─── SOURCE RECORDS ───
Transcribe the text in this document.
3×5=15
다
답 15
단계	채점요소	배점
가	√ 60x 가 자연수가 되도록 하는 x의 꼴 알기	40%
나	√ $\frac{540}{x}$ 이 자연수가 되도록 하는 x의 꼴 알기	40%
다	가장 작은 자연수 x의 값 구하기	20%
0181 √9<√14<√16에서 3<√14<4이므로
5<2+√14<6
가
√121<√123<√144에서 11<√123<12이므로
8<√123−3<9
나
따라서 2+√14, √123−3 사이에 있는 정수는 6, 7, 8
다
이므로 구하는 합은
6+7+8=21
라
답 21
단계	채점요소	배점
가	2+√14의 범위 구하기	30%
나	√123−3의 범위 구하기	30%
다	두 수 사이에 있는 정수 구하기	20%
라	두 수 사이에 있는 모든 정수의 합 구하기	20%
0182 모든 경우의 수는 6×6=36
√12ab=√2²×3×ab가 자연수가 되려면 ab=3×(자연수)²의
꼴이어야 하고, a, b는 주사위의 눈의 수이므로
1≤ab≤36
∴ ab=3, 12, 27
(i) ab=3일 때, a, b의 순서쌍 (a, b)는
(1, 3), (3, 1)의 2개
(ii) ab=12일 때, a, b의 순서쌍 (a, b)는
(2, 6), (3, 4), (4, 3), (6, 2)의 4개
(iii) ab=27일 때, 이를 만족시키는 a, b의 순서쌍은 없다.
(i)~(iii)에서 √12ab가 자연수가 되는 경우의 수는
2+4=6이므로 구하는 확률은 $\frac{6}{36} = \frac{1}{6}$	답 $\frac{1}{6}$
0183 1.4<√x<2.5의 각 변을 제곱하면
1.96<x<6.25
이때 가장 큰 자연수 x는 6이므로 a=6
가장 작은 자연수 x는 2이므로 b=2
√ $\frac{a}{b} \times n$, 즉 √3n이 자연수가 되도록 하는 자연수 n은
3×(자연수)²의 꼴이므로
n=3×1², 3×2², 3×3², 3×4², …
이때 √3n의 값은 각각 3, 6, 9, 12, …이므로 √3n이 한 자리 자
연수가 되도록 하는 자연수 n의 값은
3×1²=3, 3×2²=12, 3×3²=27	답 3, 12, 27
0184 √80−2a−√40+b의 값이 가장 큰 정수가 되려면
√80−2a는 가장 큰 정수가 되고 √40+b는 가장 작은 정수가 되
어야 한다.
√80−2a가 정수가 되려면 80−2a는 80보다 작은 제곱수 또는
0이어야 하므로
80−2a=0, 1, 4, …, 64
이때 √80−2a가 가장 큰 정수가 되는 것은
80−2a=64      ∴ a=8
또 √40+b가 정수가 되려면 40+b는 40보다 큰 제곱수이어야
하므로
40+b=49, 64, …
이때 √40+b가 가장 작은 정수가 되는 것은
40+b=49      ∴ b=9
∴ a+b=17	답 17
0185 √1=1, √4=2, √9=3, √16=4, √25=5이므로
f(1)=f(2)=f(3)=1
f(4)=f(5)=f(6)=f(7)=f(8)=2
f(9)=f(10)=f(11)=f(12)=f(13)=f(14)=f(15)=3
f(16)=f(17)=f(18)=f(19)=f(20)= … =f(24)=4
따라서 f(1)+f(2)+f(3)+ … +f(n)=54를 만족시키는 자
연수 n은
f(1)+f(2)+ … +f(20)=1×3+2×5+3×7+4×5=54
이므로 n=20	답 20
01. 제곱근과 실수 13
───
## WRITTEN INSTRUCTION:
Collect the complete line wherever the string "자연수가" appears in the records.

## OUTPUT OF THE TASK:
가	√ 60x 가 자연수가 되도록 하는 x의 꼴 알기	40%
나	√ $\frac{540}{x}$ 이 자연수가 되도록 하는 x의 꼴 알기	40%
√12ab=√2²×3×ab가 자연수가 되려면 ab=3×(자연수)²의
(i)~(iii)에서 √12ab가 자연수가 되는 경우의 수는
√ $\frac{a}{b} \times n$, 즉 √3n이 자연수가 되도록 하는 자연수 n은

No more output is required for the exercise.